* [Exercise]: Report how many lines hold the string "Distribution". Give the number and nothing else.

══ Data extract ══

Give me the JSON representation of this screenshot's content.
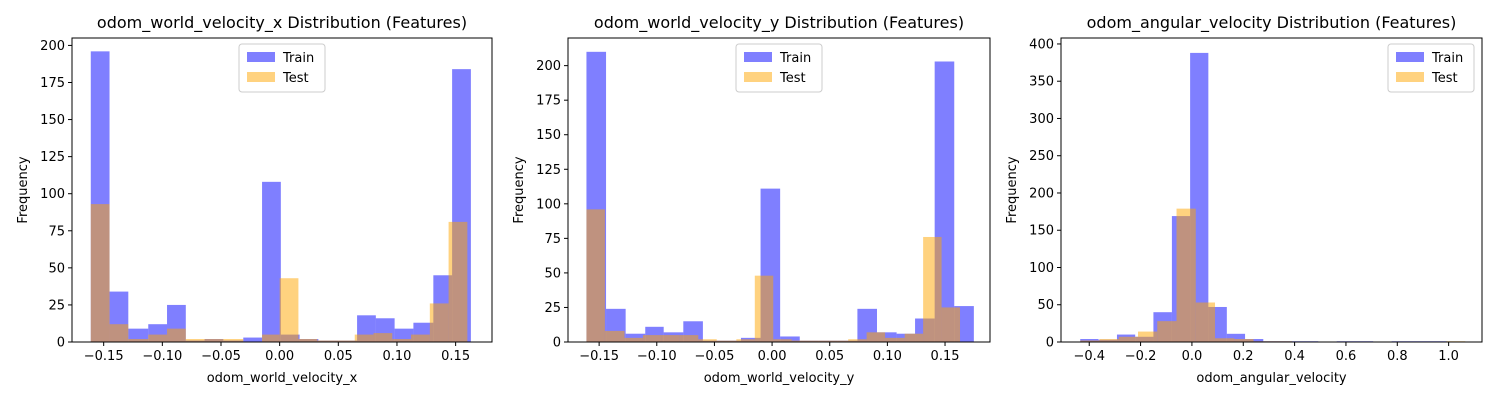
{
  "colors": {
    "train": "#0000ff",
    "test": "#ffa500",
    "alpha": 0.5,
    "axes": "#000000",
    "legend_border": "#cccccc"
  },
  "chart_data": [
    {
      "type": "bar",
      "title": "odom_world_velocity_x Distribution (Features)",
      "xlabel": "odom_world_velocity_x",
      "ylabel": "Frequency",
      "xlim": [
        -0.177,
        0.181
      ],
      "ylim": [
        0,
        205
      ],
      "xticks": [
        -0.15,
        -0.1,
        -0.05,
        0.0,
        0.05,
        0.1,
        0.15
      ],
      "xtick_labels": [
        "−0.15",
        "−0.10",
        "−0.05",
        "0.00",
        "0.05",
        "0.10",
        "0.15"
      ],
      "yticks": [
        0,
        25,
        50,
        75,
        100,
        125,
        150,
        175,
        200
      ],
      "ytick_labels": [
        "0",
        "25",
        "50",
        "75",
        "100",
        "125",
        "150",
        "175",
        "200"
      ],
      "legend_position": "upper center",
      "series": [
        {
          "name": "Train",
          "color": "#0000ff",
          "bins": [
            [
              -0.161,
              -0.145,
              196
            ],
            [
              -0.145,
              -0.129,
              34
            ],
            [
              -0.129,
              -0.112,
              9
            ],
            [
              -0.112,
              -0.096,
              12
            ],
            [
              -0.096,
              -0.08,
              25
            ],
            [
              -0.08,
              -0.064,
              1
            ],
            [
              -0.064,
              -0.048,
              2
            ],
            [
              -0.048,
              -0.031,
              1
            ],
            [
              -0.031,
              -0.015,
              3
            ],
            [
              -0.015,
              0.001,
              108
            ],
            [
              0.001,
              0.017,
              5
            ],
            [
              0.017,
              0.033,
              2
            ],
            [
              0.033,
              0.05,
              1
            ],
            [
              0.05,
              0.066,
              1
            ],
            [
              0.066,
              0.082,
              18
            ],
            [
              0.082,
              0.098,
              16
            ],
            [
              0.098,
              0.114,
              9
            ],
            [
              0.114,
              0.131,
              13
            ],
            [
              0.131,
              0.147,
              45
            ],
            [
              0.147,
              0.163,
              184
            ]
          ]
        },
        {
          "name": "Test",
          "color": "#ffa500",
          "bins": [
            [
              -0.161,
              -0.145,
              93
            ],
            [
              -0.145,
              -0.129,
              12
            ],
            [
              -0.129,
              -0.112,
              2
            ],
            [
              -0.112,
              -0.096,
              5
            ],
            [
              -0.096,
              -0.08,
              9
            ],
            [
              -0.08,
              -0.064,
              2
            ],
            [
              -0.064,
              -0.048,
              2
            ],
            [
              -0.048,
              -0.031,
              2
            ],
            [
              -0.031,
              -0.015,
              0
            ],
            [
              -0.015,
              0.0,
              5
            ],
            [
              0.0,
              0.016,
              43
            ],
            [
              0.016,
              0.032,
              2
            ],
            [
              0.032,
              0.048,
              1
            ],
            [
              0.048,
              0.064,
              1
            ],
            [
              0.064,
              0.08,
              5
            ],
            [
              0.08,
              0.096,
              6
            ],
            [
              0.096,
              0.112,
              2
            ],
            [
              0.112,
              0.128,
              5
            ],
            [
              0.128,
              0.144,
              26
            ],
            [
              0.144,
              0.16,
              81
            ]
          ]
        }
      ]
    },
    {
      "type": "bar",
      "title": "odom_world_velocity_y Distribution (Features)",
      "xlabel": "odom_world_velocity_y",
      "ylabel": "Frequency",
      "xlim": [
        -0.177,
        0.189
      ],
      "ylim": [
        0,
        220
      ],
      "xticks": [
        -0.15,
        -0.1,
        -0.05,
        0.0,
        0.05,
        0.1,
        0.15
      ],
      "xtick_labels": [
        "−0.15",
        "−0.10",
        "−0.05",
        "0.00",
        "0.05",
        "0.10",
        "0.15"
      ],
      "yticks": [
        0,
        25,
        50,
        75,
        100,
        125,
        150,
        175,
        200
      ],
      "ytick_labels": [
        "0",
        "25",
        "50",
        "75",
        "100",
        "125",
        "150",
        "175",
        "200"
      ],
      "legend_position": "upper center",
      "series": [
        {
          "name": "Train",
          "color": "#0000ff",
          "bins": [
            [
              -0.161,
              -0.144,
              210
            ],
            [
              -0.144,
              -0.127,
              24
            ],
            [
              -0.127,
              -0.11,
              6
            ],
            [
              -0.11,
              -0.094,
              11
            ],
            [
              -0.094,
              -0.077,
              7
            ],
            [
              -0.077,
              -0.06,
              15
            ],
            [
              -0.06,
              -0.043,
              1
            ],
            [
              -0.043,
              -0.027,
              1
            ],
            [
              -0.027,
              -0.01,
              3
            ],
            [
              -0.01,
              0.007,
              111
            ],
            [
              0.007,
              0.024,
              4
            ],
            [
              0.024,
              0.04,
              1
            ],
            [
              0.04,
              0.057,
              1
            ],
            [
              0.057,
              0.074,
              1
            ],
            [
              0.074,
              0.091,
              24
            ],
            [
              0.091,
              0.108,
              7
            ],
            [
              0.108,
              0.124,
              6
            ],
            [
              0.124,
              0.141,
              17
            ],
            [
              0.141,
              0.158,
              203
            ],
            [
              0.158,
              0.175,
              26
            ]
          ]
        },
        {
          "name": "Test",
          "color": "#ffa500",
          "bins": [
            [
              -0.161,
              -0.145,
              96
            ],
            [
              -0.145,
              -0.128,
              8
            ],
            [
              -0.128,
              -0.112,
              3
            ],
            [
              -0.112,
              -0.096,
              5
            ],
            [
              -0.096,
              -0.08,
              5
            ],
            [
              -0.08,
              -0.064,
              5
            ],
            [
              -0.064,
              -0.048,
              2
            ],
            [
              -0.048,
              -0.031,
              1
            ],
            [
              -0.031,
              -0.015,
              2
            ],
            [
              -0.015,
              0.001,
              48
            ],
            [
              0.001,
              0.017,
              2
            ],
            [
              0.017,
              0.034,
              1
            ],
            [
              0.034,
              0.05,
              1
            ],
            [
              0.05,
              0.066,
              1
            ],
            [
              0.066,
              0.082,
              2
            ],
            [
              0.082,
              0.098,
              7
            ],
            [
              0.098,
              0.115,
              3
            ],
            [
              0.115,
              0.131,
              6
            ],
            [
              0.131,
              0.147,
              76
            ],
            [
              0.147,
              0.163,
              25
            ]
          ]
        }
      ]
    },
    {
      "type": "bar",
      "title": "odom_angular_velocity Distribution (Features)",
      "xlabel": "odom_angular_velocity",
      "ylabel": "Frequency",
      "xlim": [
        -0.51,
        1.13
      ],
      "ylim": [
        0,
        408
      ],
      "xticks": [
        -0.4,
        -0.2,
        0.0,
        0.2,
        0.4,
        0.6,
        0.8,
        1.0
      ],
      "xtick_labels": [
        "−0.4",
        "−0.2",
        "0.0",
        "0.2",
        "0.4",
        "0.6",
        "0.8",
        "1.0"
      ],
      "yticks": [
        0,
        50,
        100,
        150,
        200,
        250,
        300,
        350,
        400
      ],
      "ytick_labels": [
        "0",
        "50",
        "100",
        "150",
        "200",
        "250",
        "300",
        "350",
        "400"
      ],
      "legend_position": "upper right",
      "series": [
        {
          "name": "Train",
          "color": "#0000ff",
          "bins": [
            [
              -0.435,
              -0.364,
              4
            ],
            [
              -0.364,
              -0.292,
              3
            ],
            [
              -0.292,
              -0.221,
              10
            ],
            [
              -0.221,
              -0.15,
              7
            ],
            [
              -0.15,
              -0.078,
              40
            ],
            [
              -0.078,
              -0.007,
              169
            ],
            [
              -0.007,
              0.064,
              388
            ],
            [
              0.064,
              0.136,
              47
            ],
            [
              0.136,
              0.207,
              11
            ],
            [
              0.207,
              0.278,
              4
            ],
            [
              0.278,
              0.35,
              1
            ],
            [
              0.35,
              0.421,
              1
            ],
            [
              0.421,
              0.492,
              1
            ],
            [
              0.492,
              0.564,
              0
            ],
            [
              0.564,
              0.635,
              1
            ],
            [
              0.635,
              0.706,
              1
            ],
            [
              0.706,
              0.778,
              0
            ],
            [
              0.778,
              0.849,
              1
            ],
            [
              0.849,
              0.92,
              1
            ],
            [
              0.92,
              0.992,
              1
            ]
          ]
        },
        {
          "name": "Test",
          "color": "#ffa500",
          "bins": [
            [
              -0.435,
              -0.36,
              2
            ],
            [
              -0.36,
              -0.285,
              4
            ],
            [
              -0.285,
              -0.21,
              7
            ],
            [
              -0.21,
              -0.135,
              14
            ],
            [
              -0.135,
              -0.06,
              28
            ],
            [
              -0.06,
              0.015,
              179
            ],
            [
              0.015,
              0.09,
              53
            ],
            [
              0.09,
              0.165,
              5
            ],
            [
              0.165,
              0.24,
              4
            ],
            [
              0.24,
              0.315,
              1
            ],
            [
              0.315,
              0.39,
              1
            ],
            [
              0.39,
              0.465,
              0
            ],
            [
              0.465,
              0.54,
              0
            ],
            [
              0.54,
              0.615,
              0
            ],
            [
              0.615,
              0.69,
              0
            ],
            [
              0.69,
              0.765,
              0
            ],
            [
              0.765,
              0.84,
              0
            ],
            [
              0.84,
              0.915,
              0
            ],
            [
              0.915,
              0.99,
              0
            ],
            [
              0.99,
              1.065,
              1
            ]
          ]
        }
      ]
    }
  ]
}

═══

* [Correct response]: 3